**Problem details:** Search the data for the word "Windows" and copy every line where it occurs.

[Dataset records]

◆ ◆ ◆ ◆ ◆

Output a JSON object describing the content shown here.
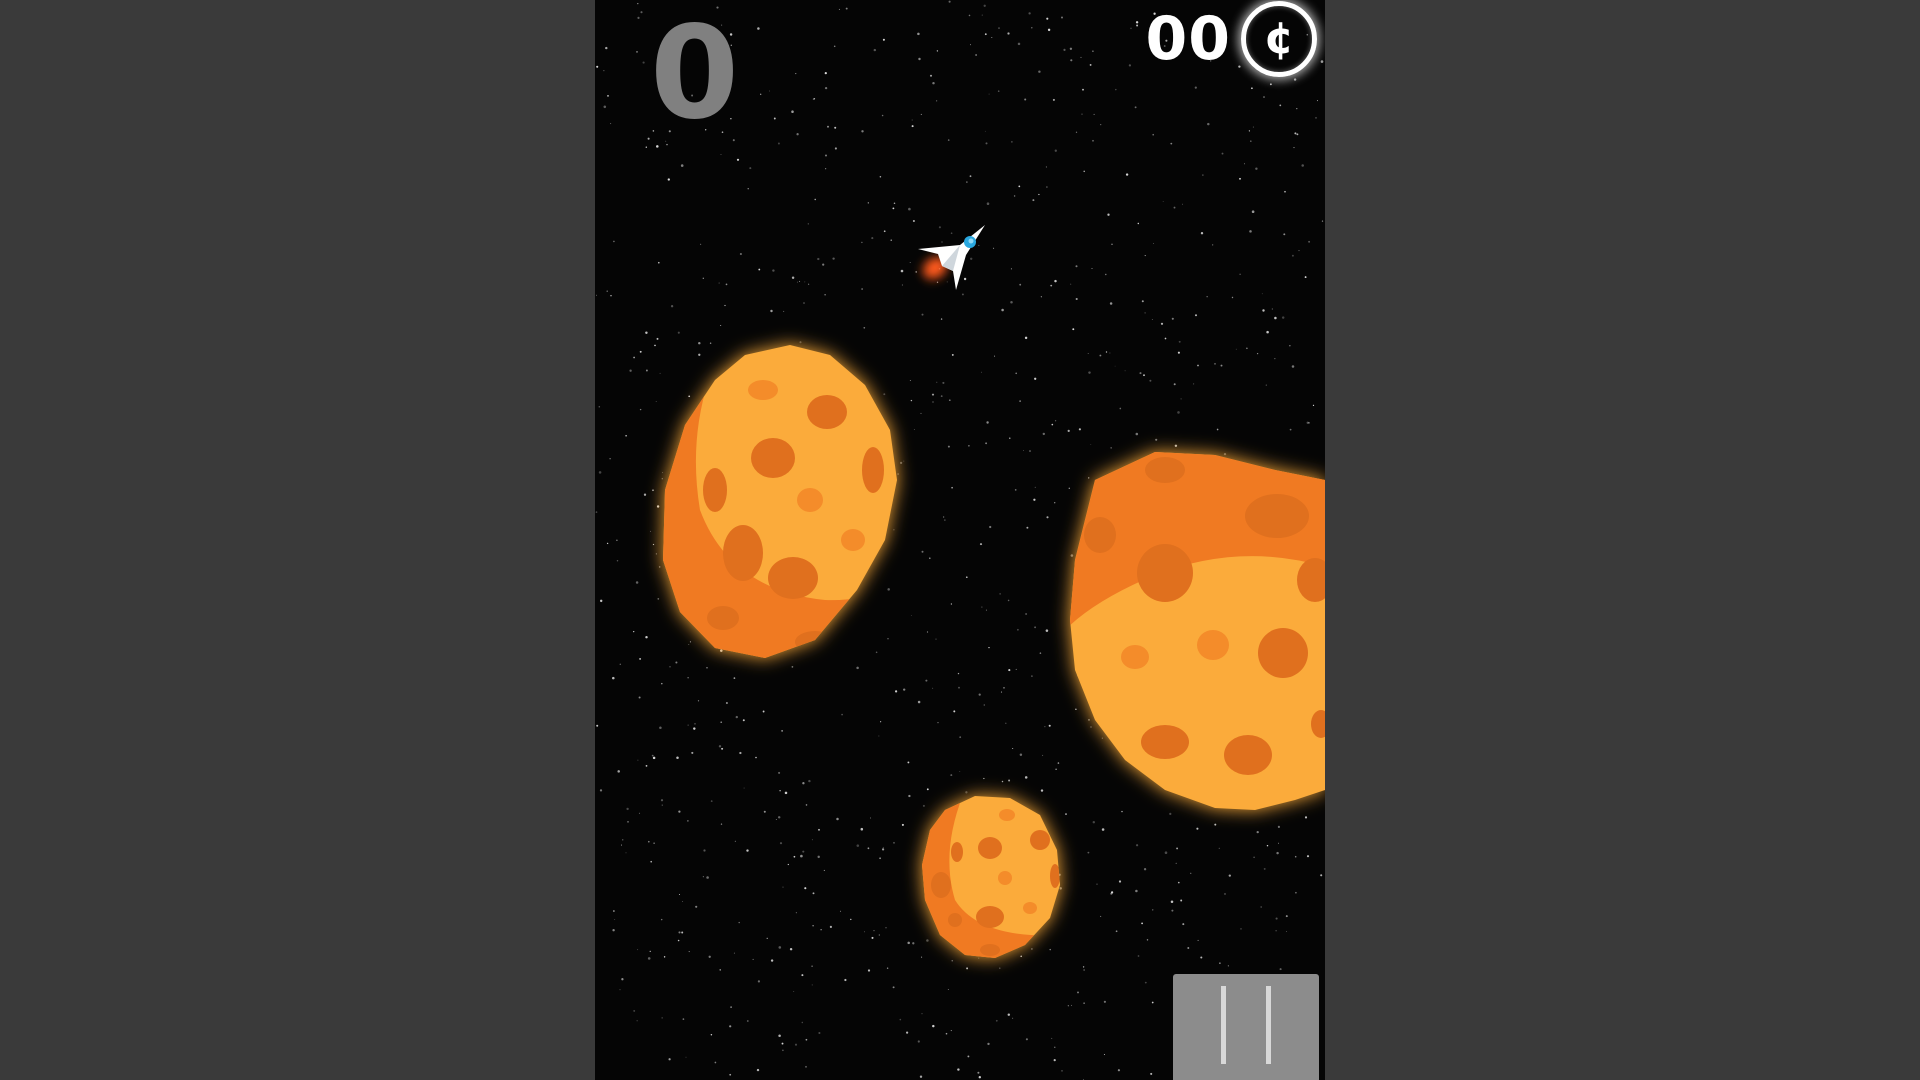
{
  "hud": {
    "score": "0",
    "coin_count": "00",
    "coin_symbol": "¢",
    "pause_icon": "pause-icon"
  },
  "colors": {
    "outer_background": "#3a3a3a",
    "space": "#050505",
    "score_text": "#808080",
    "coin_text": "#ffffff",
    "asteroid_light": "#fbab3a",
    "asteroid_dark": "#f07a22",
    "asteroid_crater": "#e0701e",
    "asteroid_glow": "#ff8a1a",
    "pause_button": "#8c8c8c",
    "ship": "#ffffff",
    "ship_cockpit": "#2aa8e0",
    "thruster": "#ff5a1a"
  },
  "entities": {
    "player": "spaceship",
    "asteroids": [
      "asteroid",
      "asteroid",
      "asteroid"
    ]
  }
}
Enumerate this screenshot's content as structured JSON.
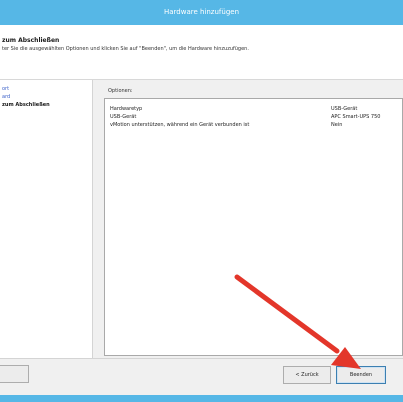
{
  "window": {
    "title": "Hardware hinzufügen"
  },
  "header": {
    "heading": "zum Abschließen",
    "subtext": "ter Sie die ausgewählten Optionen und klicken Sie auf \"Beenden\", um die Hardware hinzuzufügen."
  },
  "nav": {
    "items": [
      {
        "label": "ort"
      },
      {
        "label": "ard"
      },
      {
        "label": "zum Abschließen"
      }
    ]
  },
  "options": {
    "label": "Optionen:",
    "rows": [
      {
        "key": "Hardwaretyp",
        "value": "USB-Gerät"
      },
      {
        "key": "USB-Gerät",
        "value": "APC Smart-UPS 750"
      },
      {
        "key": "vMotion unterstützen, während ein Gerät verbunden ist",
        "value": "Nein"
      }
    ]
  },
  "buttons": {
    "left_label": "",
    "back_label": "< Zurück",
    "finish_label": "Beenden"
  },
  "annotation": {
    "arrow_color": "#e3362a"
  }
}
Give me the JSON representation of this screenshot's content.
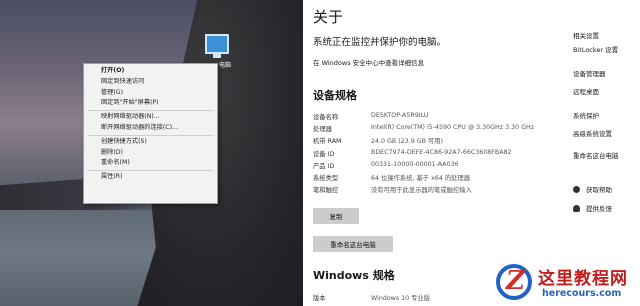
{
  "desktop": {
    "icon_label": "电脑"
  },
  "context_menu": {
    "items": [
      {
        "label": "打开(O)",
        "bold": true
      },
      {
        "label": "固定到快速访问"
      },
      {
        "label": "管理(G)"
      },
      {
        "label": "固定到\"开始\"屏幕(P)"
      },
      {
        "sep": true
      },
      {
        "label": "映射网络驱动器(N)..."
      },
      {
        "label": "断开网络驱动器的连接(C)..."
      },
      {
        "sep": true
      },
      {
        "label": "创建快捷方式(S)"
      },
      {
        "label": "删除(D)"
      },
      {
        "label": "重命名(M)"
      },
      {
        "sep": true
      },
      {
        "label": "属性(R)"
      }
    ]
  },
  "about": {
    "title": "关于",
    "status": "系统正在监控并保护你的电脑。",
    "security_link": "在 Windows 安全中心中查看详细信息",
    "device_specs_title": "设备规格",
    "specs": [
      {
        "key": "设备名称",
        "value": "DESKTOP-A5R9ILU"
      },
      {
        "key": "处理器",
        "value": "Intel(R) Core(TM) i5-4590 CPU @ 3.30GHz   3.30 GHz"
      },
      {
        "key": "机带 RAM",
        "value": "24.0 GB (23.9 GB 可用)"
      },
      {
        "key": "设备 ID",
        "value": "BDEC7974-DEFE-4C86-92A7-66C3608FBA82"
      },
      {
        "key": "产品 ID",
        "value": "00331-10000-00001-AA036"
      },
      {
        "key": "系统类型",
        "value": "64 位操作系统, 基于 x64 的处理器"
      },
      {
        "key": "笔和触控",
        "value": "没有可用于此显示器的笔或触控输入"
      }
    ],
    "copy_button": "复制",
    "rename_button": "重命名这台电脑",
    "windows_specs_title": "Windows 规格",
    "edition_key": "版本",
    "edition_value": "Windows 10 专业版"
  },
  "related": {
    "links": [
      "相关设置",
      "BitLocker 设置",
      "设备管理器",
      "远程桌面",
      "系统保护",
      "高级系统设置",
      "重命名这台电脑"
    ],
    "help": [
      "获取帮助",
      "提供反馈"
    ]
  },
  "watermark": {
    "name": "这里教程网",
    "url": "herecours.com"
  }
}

◆ ◆ ◆ ◆ ◆

**Solution below:**
    "security_link": "在 Windows 安全中心中查看详细信息",
    "windows_specs_title": "Windows 规格",
    "edition_value": "Windows 10 专业版"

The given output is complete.